------ RECORDS ------

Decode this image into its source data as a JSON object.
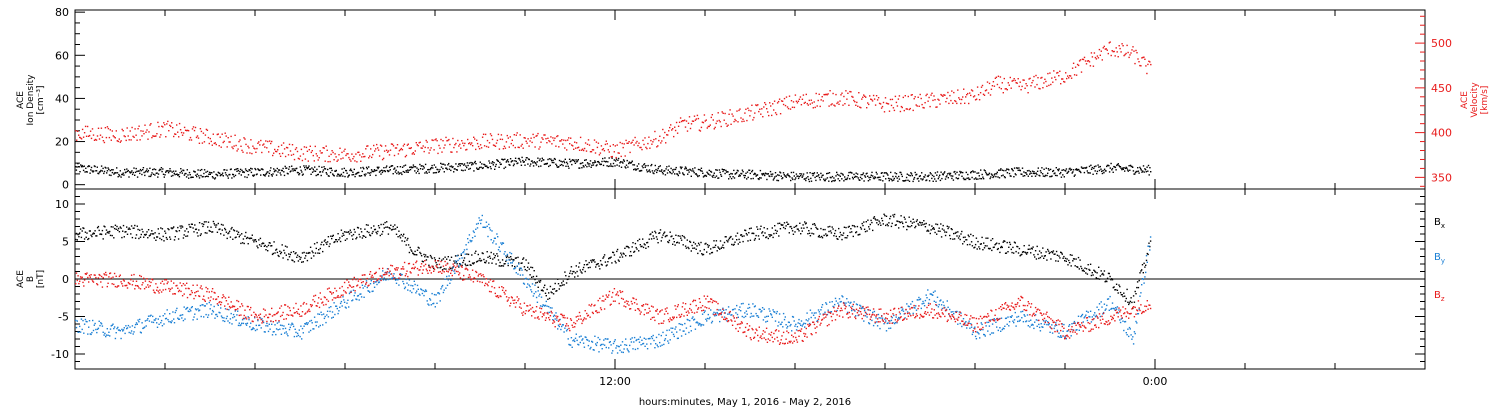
{
  "chart_data": [
    {
      "type": "scatter",
      "panel": "plasma",
      "y_label_lines": [
        "ACE",
        "Ion Density",
        "[cm⁻³]"
      ],
      "y2_label_lines": [
        "ACE",
        "Velocity",
        "[km/s]"
      ],
      "ylim": [
        -2,
        81
      ],
      "yticks": [
        0,
        20,
        40,
        60,
        80
      ],
      "y2lim": [
        337,
        537
      ],
      "y2ticks": [
        350,
        400,
        450,
        500
      ],
      "series": [
        {
          "color": "#000000",
          "axis": "left",
          "x": [
            0,
            1,
            2,
            3,
            4,
            5,
            6,
            7,
            8,
            9,
            10,
            11,
            12,
            13,
            14,
            14.5,
            15,
            16,
            17,
            18,
            19,
            20,
            21,
            22,
            23,
            23.9
          ],
          "y": [
            8,
            6,
            6,
            5,
            6,
            7,
            6,
            7,
            8,
            9,
            11,
            10,
            11,
            7,
            6,
            5,
            5,
            4,
            4,
            4,
            4,
            5,
            6,
            6,
            8,
            7
          ]
        },
        {
          "color": "#e81b1b",
          "axis": "right",
          "x": [
            0,
            1,
            2,
            3,
            4,
            5,
            6,
            7,
            8,
            9,
            10,
            11,
            11.5,
            12,
            13,
            13.5,
            14,
            15,
            16,
            17,
            18,
            19,
            20,
            20.5,
            21,
            21.5,
            22,
            22.5,
            23,
            23.5,
            23.9
          ],
          "y": [
            400,
            398,
            405,
            395,
            385,
            378,
            376,
            380,
            386,
            390,
            392,
            390,
            386,
            380,
            395,
            410,
            412,
            422,
            435,
            440,
            432,
            436,
            442,
            455,
            452,
            458,
            465,
            480,
            495,
            488,
            470
          ]
        }
      ]
    },
    {
      "type": "scatter",
      "panel": "magnetic-field",
      "y_label_lines": [
        "ACE",
        "B",
        "[nT]"
      ],
      "ylim": [
        -12,
        12
      ],
      "yticks": [
        -10,
        -5,
        0,
        5,
        10
      ],
      "series": [
        {
          "name": "B",
          "sub": "x",
          "color": "#000000",
          "x": [
            0,
            1,
            2,
            3,
            4,
            5,
            6,
            7,
            7.5,
            8,
            9,
            10,
            10.5,
            11,
            12,
            13,
            14,
            15,
            16,
            17,
            18,
            19,
            20,
            21,
            22,
            23,
            23.5,
            23.9
          ],
          "y": [
            6,
            6.5,
            6,
            7,
            5,
            3,
            6,
            7,
            4,
            2,
            3,
            2,
            -2,
            1,
            3,
            6,
            4,
            6,
            7,
            6,
            8,
            7,
            5,
            4,
            3,
            0,
            -3,
            5
          ]
        },
        {
          "name": "B",
          "sub": "y",
          "color": "#1a7fd4",
          "x": [
            0,
            1,
            2,
            3,
            4,
            5,
            6,
            7,
            8,
            9,
            10,
            11,
            12,
            13,
            14,
            15,
            16,
            17,
            18,
            19,
            20,
            21,
            22,
            23,
            23.5,
            23.9
          ],
          "y": [
            -6,
            -7,
            -5,
            -4,
            -6,
            -7,
            -3,
            1,
            -3,
            8,
            0,
            -8,
            -9,
            -8,
            -5,
            -4,
            -6,
            -3,
            -6,
            -2,
            -7,
            -5,
            -7,
            -3,
            -8,
            6
          ]
        },
        {
          "name": "B",
          "sub": "z",
          "color": "#e81b1b",
          "x": [
            0,
            1,
            2,
            3,
            4,
            5,
            6,
            7,
            8,
            9,
            10,
            11,
            12,
            13,
            14,
            15,
            16,
            17,
            18,
            19,
            20,
            21,
            22,
            23,
            23.5,
            23.9
          ],
          "y": [
            0,
            0,
            -1,
            -2,
            -5,
            -4,
            -1,
            1,
            2,
            0,
            -4,
            -6,
            -2,
            -5,
            -3,
            -7,
            -8,
            -4,
            -5,
            -4,
            -6,
            -3,
            -7,
            -5,
            -4,
            -3
          ]
        }
      ]
    }
  ],
  "x_axis": {
    "x_range_hours": [
      -12,
      18
    ],
    "tick_labels": [
      {
        "at": 0,
        "label": "12:00"
      },
      {
        "at": 12,
        "label": "0:00"
      }
    ],
    "xlabel": "hours:minutes, May  1, 2016 - May  2, 2016"
  }
}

------

OBJECTIVE
Output all of the entries verbatim, leaving out any images.

ANSWER TO THIS EXERCISE
Decode this image into its source data as a JSON object.
{
  "chart_data": [
    {
      "type": "scatter",
      "panel": "plasma",
      "y_label_lines": [
        "ACE",
        "Ion Density",
        "[cm⁻³]"
      ],
      "y2_label_lines": [
        "ACE",
        "Velocity",
        "[km/s]"
      ],
      "ylim": [
        -2,
        81
      ],
      "yticks": [
        0,
        20,
        40,
        60,
        80
      ],
      "y2lim": [
        337,
        537
      ],
      "y2ticks": [
        350,
        400,
        450,
        500
      ],
      "series": [
        {
          "color": "#000000",
          "axis": "left",
          "x": [
            0,
            1,
            2,
            3,
            4,
            5,
            6,
            7,
            8,
            9,
            10,
            11,
            12,
            13,
            14,
            14.5,
            15,
            16,
            17,
            18,
            19,
            20,
            21,
            22,
            23,
            23.9
          ],
          "y": [
            8,
            6,
            6,
            5,
            6,
            7,
            6,
            7,
            8,
            9,
            11,
            10,
            11,
            7,
            6,
            5,
            5,
            4,
            4,
            4,
            4,
            5,
            6,
            6,
            8,
            7
          ]
        },
        {
          "color": "#e81b1b",
          "axis": "right",
          "x": [
            0,
            1,
            2,
            3,
            4,
            5,
            6,
            7,
            8,
            9,
            10,
            11,
            11.5,
            12,
            13,
            13.5,
            14,
            15,
            16,
            17,
            18,
            19,
            20,
            20.5,
            21,
            21.5,
            22,
            22.5,
            23,
            23.5,
            23.9
          ],
          "y": [
            400,
            398,
            405,
            395,
            385,
            378,
            376,
            380,
            386,
            390,
            392,
            390,
            386,
            380,
            395,
            410,
            412,
            422,
            435,
            440,
            432,
            436,
            442,
            455,
            452,
            458,
            465,
            480,
            495,
            488,
            470
          ]
        }
      ]
    },
    {
      "type": "scatter",
      "panel": "magnetic-field",
      "y_label_lines": [
        "ACE",
        "B",
        "[nT]"
      ],
      "ylim": [
        -12,
        12
      ],
      "yticks": [
        -10,
        -5,
        0,
        5,
        10
      ],
      "series": [
        {
          "name": "B",
          "sub": "x",
          "color": "#000000",
          "x": [
            0,
            1,
            2,
            3,
            4,
            5,
            6,
            7,
            7.5,
            8,
            9,
            10,
            10.5,
            11,
            12,
            13,
            14,
            15,
            16,
            17,
            18,
            19,
            20,
            21,
            22,
            23,
            23.5,
            23.9
          ],
          "y": [
            6,
            6.5,
            6,
            7,
            5,
            3,
            6,
            7,
            4,
            2,
            3,
            2,
            -2,
            1,
            3,
            6,
            4,
            6,
            7,
            6,
            8,
            7,
            5,
            4,
            3,
            0,
            -3,
            5
          ]
        },
        {
          "name": "B",
          "sub": "y",
          "color": "#1a7fd4",
          "x": [
            0,
            1,
            2,
            3,
            4,
            5,
            6,
            7,
            8,
            9,
            10,
            11,
            12,
            13,
            14,
            15,
            16,
            17,
            18,
            19,
            20,
            21,
            22,
            23,
            23.5,
            23.9
          ],
          "y": [
            -6,
            -7,
            -5,
            -4,
            -6,
            -7,
            -3,
            1,
            -3,
            8,
            0,
            -8,
            -9,
            -8,
            -5,
            -4,
            -6,
            -3,
            -6,
            -2,
            -7,
            -5,
            -7,
            -3,
            -8,
            6
          ]
        },
        {
          "name": "B",
          "sub": "z",
          "color": "#e81b1b",
          "x": [
            0,
            1,
            2,
            3,
            4,
            5,
            6,
            7,
            8,
            9,
            10,
            11,
            12,
            13,
            14,
            15,
            16,
            17,
            18,
            19,
            20,
            21,
            22,
            23,
            23.5,
            23.9
          ],
          "y": [
            0,
            0,
            -1,
            -2,
            -5,
            -4,
            -1,
            1,
            2,
            0,
            -4,
            -6,
            -2,
            -5,
            -3,
            -7,
            -8,
            -4,
            -5,
            -4,
            -6,
            -3,
            -7,
            -5,
            -4,
            -3
          ]
        }
      ]
    }
  ],
  "x_axis": {
    "x_range_hours": [
      -12,
      18
    ],
    "tick_labels": [
      {
        "at": 0,
        "label": "12:00"
      },
      {
        "at": 12,
        "label": "0:00"
      }
    ],
    "xlabel": "hours:minutes, May  1, 2016 - May  2, 2016"
  }
}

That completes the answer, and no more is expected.